Collected data
————

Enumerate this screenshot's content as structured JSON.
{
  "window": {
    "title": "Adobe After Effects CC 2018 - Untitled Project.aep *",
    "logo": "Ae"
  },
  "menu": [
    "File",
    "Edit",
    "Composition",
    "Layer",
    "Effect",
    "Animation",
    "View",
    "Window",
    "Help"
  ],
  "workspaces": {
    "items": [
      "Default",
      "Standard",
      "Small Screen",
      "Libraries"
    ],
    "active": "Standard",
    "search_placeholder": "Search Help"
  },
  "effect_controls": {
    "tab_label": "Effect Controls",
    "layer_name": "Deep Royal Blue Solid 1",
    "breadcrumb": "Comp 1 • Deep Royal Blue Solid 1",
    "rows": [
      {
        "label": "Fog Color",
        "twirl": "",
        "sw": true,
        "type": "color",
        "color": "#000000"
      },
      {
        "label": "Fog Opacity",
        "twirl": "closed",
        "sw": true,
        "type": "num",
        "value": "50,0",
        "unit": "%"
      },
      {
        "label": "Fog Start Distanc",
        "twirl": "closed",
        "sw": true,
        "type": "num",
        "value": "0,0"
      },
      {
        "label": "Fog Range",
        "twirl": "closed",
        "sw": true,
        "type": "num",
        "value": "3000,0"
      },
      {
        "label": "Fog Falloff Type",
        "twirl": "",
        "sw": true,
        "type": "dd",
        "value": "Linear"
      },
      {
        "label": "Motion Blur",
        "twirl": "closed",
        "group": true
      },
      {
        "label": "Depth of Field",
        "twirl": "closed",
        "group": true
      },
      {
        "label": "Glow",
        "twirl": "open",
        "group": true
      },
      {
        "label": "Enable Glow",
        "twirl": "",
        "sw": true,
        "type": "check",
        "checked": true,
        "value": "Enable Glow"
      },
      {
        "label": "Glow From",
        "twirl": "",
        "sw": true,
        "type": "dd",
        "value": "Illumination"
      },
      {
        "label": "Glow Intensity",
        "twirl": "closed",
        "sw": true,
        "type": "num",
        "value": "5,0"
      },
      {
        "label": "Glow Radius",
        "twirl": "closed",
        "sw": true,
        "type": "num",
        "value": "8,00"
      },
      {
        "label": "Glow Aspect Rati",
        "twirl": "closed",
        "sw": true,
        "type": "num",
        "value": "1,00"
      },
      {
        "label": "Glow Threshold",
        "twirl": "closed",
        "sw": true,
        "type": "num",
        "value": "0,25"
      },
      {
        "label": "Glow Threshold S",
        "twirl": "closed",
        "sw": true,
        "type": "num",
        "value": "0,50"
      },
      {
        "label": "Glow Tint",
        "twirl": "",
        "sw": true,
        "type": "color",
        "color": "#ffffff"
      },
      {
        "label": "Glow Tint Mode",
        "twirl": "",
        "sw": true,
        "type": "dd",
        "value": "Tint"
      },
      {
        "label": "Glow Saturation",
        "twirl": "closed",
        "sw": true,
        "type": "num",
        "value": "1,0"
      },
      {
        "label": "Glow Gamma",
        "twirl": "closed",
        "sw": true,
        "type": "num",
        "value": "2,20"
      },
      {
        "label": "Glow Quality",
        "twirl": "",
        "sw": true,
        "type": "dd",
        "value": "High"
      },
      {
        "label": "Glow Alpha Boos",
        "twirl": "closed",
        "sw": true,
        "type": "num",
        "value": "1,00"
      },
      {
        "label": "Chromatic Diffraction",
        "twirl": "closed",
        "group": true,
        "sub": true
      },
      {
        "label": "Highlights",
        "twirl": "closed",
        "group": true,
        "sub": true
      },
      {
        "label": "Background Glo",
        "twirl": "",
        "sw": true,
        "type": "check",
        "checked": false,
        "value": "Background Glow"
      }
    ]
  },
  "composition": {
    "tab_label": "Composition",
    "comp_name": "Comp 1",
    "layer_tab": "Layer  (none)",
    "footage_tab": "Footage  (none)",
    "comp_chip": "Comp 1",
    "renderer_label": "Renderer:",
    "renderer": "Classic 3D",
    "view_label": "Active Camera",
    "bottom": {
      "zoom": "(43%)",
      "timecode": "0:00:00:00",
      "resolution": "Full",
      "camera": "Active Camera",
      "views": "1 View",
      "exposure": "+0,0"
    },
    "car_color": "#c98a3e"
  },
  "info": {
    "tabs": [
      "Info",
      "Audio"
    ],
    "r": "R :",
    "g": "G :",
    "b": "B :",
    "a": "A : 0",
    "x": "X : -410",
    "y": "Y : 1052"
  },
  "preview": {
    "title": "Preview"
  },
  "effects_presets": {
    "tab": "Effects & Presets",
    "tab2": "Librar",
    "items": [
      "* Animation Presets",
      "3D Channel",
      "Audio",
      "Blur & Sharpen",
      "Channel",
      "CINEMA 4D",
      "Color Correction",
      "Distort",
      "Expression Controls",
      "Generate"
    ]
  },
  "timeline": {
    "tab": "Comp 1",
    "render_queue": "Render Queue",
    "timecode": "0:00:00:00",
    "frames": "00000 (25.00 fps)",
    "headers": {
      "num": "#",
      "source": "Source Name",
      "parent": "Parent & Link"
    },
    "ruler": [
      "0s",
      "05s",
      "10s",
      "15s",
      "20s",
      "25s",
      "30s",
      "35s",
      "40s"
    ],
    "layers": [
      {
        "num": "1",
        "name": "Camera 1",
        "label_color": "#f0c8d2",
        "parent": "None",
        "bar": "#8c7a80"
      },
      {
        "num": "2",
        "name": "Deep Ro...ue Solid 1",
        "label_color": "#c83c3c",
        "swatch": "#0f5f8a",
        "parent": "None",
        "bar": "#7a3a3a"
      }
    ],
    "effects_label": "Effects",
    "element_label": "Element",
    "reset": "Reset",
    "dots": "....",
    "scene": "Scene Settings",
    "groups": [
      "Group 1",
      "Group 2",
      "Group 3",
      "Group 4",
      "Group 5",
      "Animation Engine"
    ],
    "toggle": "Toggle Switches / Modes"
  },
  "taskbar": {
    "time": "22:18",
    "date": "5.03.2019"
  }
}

————

- THE PROBLEM
Extract each line of the listing above, copying it word for word.

- ANSWER TO THE TASK
Enumerate this screenshot's content as structured JSON.
{
  "window": {
    "title": "Adobe After Effects CC 2018 - Untitled Project.aep *",
    "logo": "Ae"
  },
  "menu": [
    "File",
    "Edit",
    "Composition",
    "Layer",
    "Effect",
    "Animation",
    "View",
    "Window",
    "Help"
  ],
  "workspaces": {
    "items": [
      "Default",
      "Standard",
      "Small Screen",
      "Libraries"
    ],
    "active": "Standard",
    "search_placeholder": "Search Help"
  },
  "effect_controls": {
    "tab_label": "Effect Controls",
    "layer_name": "Deep Royal Blue Solid 1",
    "breadcrumb": "Comp 1 • Deep Royal Blue Solid 1",
    "rows": [
      {
        "label": "Fog Color",
        "twirl": "",
        "sw": true,
        "type": "color",
        "color": "#000000"
      },
      {
        "label": "Fog Opacity",
        "twirl": "closed",
        "sw": true,
        "type": "num",
        "value": "50,0",
        "unit": "%"
      },
      {
        "label": "Fog Start Distanc",
        "twirl": "closed",
        "sw": true,
        "type": "num",
        "value": "0,0"
      },
      {
        "label": "Fog Range",
        "twirl": "closed",
        "sw": true,
        "type": "num",
        "value": "3000,0"
      },
      {
        "label": "Fog Falloff Type",
        "twirl": "",
        "sw": true,
        "type": "dd",
        "value": "Linear"
      },
      {
        "label": "Motion Blur",
        "twirl": "closed",
        "group": true
      },
      {
        "label": "Depth of Field",
        "twirl": "closed",
        "group": true
      },
      {
        "label": "Glow",
        "twirl": "open",
        "group": true
      },
      {
        "label": "Enable Glow",
        "twirl": "",
        "sw": true,
        "type": "check",
        "checked": true,
        "value": "Enable Glow"
      },
      {
        "label": "Glow From",
        "twirl": "",
        "sw": true,
        "type": "dd",
        "value": "Illumination"
      },
      {
        "label": "Glow Intensity",
        "twirl": "closed",
        "sw": true,
        "type": "num",
        "value": "5,0"
      },
      {
        "label": "Glow Radius",
        "twirl": "closed",
        "sw": true,
        "type": "num",
        "value": "8,00"
      },
      {
        "label": "Glow Aspect Rati",
        "twirl": "closed",
        "sw": true,
        "type": "num",
        "value": "1,00"
      },
      {
        "label": "Glow Threshold",
        "twirl": "closed",
        "sw": true,
        "type": "num",
        "value": "0,25"
      },
      {
        "label": "Glow Threshold S",
        "twirl": "closed",
        "sw": true,
        "type": "num",
        "value": "0,50"
      },
      {
        "label": "Glow Tint",
        "twirl": "",
        "sw": true,
        "type": "color",
        "color": "#ffffff"
      },
      {
        "label": "Glow Tint Mode",
        "twirl": "",
        "sw": true,
        "type": "dd",
        "value": "Tint"
      },
      {
        "label": "Glow Saturation",
        "twirl": "closed",
        "sw": true,
        "type": "num",
        "value": "1,0"
      },
      {
        "label": "Glow Gamma",
        "twirl": "closed",
        "sw": true,
        "type": "num",
        "value": "2,20"
      },
      {
        "label": "Glow Quality",
        "twirl": "",
        "sw": true,
        "type": "dd",
        "value": "High"
      },
      {
        "label": "Glow Alpha Boos",
        "twirl": "closed",
        "sw": true,
        "type": "num",
        "value": "1,00"
      },
      {
        "label": "Chromatic Diffraction",
        "twirl": "closed",
        "group": true,
        "sub": true
      },
      {
        "label": "Highlights",
        "twirl": "closed",
        "group": true,
        "sub": true
      },
      {
        "label": "Background Glo",
        "twirl": "",
        "sw": true,
        "type": "check",
        "checked": false,
        "value": "Background Glow"
      }
    ]
  },
  "composition": {
    "tab_label": "Composition",
    "comp_name": "Comp 1",
    "layer_tab": "Layer  (none)",
    "footage_tab": "Footage  (none)",
    "comp_chip": "Comp 1",
    "renderer_label": "Renderer:",
    "renderer": "Classic 3D",
    "view_label": "Active Camera",
    "bottom": {
      "zoom": "(43%)",
      "timecode": "0:00:00:00",
      "resolution": "Full",
      "camera": "Active Camera",
      "views": "1 View",
      "exposure": "+0,0"
    },
    "car_color": "#c98a3e"
  },
  "info": {
    "tabs": [
      "Info",
      "Audio"
    ],
    "r": "R :",
    "g": "G :",
    "b": "B :",
    "a": "A : 0",
    "x": "X : -410",
    "y": "Y : 1052"
  },
  "preview": {
    "title": "Preview"
  },
  "effects_presets": {
    "tab": "Effects & Presets",
    "tab2": "Librar",
    "items": [
      "* Animation Presets",
      "3D Channel",
      "Audio",
      "Blur & Sharpen",
      "Channel",
      "CINEMA 4D",
      "Color Correction",
      "Distort",
      "Expression Controls",
      "Generate"
    ]
  },
  "timeline": {
    "tab": "Comp 1",
    "render_queue": "Render Queue",
    "timecode": "0:00:00:00",
    "frames": "00000 (25.00 fps)",
    "headers": {
      "num": "#",
      "source": "Source Name",
      "parent": "Parent & Link"
    },
    "ruler": [
      "0s",
      "05s",
      "10s",
      "15s",
      "20s",
      "25s",
      "30s",
      "35s",
      "40s"
    ],
    "layers": [
      {
        "num": "1",
        "name": "Camera 1",
        "label_color": "#f0c8d2",
        "parent": "None",
        "bar": "#8c7a80"
      },
      {
        "num": "2",
        "name": "Deep Ro...ue Solid 1",
        "label_color": "#c83c3c",
        "swatch": "#0f5f8a",
        "parent": "None",
        "bar": "#7a3a3a"
      }
    ],
    "effects_label": "Effects",
    "element_label": "Element",
    "reset": "Reset",
    "dots": "....",
    "scene": "Scene Settings",
    "groups": [
      "Group 1",
      "Group 2",
      "Group 3",
      "Group 4",
      "Group 5",
      "Animation Engine"
    ],
    "toggle": "Toggle Switches / Modes"
  },
  "taskbar": {
    "time": "22:18",
    "date": "5.03.2019"
  }
}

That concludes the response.